#### Work required
Print the line that contains "Read this page and output its text content." and every line after it through the last line of the records below, exactly as written and nothing else.

>> START

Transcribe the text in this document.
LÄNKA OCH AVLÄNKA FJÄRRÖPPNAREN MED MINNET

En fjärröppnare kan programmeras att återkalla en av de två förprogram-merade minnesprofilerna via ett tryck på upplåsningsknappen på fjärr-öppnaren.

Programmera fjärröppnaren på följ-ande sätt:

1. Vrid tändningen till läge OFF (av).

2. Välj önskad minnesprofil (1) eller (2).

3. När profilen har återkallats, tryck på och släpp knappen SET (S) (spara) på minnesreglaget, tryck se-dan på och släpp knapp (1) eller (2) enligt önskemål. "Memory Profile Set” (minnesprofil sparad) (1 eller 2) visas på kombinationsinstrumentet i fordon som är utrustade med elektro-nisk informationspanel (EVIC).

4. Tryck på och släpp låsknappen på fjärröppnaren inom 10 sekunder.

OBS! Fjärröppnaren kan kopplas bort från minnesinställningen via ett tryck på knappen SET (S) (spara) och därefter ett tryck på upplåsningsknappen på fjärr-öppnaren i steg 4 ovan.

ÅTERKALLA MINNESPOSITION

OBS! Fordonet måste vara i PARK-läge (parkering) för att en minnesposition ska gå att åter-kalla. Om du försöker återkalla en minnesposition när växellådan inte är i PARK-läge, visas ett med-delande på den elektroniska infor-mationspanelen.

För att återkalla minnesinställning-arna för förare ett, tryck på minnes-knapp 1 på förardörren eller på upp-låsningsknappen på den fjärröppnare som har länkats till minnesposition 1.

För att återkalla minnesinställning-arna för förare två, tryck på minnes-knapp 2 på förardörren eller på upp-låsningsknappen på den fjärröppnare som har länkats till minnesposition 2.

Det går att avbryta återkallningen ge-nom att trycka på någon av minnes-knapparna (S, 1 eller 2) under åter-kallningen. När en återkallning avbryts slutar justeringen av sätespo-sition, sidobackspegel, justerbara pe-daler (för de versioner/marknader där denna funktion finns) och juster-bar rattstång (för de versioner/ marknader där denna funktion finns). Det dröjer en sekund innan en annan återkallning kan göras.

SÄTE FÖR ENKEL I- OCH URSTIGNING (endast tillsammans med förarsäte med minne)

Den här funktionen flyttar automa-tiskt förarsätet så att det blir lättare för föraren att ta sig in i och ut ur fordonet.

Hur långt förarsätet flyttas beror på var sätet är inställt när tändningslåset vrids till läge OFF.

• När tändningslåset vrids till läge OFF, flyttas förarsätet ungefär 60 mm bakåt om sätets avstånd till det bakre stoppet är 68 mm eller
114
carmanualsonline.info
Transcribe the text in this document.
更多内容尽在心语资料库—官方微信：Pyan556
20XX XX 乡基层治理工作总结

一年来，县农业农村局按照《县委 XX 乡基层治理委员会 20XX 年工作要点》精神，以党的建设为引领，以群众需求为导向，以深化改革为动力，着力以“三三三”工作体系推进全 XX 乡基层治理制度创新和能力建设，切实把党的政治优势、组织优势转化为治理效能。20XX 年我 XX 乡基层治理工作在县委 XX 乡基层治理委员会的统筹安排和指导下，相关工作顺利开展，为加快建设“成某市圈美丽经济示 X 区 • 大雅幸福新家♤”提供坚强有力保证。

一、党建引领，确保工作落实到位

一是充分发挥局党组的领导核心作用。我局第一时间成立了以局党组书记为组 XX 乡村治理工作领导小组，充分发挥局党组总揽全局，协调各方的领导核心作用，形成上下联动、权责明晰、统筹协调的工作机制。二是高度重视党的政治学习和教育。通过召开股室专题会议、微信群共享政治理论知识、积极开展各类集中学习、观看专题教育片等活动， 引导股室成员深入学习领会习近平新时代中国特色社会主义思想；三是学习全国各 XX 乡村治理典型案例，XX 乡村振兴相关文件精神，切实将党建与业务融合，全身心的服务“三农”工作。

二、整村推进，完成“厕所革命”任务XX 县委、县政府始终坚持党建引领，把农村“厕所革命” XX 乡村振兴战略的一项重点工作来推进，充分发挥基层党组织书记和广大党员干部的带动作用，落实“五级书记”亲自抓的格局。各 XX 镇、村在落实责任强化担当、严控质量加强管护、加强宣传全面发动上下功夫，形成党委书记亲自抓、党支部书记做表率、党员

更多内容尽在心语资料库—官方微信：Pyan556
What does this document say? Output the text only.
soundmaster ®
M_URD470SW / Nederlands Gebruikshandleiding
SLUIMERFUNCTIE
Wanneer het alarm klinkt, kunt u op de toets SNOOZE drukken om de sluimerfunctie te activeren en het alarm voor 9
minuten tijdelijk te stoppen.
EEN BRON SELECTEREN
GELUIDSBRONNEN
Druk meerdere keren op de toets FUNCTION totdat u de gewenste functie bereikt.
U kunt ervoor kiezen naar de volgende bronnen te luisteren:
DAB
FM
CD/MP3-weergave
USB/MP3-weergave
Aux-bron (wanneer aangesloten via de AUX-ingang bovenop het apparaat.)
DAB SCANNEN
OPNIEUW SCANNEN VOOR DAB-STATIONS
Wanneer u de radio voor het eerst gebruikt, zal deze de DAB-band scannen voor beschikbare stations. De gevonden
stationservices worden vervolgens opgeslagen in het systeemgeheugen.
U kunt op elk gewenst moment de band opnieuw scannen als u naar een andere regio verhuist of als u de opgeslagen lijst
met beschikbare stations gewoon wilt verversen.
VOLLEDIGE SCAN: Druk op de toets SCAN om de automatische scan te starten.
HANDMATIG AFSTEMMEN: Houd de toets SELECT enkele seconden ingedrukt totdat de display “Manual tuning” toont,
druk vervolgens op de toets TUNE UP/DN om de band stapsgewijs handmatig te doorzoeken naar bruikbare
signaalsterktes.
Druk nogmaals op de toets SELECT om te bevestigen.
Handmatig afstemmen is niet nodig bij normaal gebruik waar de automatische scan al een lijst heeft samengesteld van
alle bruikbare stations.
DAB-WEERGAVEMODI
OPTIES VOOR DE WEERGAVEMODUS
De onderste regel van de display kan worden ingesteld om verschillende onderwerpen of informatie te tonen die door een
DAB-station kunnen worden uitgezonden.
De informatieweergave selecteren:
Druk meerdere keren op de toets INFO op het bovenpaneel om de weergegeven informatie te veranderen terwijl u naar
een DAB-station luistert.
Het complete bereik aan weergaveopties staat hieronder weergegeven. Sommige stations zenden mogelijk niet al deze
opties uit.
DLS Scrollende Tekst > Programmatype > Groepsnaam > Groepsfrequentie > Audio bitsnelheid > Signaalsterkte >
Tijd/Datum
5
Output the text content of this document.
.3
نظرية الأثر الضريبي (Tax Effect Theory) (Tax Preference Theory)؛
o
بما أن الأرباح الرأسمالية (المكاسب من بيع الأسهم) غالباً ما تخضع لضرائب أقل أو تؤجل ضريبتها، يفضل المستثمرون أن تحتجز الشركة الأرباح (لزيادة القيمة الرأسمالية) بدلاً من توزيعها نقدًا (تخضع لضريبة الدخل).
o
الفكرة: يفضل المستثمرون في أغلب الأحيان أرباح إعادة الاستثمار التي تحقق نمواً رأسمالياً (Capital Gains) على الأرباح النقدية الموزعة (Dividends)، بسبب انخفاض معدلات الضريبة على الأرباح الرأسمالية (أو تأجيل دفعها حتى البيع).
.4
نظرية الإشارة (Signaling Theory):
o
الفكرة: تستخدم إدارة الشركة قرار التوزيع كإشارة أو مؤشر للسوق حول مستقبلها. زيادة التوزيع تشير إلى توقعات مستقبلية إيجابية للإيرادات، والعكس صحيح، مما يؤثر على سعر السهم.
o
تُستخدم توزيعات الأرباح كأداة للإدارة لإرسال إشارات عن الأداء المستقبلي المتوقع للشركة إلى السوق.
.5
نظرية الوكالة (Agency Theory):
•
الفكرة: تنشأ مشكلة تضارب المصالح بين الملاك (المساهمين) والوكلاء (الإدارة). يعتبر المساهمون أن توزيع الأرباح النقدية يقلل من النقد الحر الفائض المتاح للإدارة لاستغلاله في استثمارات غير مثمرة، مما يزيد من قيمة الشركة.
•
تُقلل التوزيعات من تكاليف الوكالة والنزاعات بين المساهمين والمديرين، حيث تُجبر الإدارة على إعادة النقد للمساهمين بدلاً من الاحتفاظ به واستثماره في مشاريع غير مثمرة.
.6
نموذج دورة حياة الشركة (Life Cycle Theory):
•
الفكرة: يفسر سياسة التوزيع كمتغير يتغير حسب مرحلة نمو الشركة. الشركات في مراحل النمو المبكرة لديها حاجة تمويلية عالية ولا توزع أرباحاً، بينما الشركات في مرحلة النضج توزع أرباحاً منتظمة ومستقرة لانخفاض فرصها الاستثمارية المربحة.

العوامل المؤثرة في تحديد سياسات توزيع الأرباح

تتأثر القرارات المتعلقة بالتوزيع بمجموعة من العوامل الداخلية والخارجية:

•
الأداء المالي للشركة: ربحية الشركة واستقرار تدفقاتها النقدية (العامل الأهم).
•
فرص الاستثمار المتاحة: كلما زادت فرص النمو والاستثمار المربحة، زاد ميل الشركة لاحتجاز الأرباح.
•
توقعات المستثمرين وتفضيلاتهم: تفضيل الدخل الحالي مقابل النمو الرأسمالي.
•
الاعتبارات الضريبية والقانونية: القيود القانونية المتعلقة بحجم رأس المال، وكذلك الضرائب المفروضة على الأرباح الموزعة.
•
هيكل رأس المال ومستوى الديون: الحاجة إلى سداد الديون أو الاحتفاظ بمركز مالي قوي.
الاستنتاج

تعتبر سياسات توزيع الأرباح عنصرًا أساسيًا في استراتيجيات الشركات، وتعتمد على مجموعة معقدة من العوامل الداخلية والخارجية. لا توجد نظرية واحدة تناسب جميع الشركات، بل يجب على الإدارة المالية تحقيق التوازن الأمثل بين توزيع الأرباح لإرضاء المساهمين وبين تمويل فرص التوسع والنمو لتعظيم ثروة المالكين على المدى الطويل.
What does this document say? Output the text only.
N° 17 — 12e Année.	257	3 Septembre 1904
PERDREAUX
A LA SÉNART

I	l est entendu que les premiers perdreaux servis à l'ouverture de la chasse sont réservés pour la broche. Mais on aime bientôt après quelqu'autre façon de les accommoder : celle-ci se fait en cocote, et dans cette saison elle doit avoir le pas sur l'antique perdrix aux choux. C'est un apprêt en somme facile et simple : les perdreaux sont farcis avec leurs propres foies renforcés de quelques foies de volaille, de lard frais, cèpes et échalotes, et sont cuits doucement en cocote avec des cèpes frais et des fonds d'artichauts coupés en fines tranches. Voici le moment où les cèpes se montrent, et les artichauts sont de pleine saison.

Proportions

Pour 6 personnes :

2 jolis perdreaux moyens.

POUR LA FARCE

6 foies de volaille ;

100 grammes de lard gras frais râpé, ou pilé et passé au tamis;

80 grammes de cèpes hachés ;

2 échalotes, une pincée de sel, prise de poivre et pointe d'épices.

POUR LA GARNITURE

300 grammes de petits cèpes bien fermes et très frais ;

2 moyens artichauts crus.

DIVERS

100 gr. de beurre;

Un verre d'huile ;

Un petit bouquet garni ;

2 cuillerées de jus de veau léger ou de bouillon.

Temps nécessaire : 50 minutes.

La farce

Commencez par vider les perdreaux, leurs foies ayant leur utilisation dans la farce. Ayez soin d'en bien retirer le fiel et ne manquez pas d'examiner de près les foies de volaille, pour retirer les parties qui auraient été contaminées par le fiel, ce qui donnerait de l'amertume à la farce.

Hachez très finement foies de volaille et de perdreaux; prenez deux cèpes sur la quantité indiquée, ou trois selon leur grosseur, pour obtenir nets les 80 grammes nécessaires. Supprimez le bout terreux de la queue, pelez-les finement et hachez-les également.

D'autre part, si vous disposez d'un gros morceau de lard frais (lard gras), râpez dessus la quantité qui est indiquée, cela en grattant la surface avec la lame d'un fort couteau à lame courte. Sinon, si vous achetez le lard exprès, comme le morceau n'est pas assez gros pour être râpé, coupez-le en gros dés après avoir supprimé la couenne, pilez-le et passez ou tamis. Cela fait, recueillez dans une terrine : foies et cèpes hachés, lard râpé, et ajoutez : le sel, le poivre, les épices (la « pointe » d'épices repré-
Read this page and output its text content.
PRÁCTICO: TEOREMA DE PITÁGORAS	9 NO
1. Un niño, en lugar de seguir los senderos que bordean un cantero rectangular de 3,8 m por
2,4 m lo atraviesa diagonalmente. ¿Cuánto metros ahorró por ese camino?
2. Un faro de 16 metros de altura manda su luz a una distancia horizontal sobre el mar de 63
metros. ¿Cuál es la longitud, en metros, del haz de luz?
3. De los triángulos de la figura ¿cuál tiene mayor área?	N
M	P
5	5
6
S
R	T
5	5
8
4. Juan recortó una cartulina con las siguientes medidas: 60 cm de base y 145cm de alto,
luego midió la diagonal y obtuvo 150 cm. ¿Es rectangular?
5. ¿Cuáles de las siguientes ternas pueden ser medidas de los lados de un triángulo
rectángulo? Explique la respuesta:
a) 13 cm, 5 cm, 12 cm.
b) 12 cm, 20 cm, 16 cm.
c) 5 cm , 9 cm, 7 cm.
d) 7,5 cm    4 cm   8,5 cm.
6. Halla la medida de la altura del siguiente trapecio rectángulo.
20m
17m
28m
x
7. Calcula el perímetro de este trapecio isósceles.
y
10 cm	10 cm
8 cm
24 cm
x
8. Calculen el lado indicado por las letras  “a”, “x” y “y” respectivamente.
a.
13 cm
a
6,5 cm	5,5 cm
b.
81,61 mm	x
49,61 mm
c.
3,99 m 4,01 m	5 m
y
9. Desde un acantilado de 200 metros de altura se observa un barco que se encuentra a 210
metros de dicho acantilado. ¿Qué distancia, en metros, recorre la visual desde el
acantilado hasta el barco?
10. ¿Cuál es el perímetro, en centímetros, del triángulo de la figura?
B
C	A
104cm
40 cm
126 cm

>> END

#### Task response
Read this page and output its text content.
PRÁCTICO: TEOREMA DE PITÁGORAS	9 NO
1. Un niño, en lugar de seguir los senderos que bordean un cantero rectangular de 3,8 m por
2,4 m lo atraviesa diagonalmente. ¿Cuánto metros ahorró por ese camino?
2. Un faro de 16 metros de altura manda su luz a una distancia horizontal sobre el mar de 63
metros. ¿Cuál es la longitud, en metros, del haz de luz?
3. De los triángulos de la figura ¿cuál tiene mayor área?	N
M	P
5	5
6
S
R	T
5	5
8
4. Juan recortó una cartulina con las siguientes medidas: 60 cm de base y 145cm de alto,
luego midió la diagonal y obtuvo 150 cm. ¿Es rectangular?
5. ¿Cuáles de las siguientes ternas pueden ser medidas de los lados de un triángulo
rectángulo? Explique la respuesta:
a) 13 cm, 5 cm, 12 cm.
b) 12 cm, 20 cm, 16 cm.
c) 5 cm , 9 cm, 7 cm.
d) 7,5 cm    4 cm   8,5 cm.
6. Halla la medida de la altura del siguiente trapecio rectángulo.
20m
17m
28m
x
7. Calcula el perímetro de este trapecio isósceles.
y
10 cm	10 cm
8 cm
24 cm
x
8. Calculen el lado indicado por las letras  “a”, “x” y “y” respectivamente.
a.
13 cm
a
6,5 cm	5,5 cm
b.
81,61 mm	x
49,61 mm
c.
3,99 m 4,01 m	5 m
y
9. Desde un acantilado de 200 metros de altura se observa un barco que se encuentra a 210
metros de dicho acantilado. ¿Qué distancia, en metros, recorre la visual desde el
acantilado hasta el barco?
10. ¿Cuál es el perímetro, en centímetros, del triángulo de la figura?
B
C	A
104cm
40 cm
126 cm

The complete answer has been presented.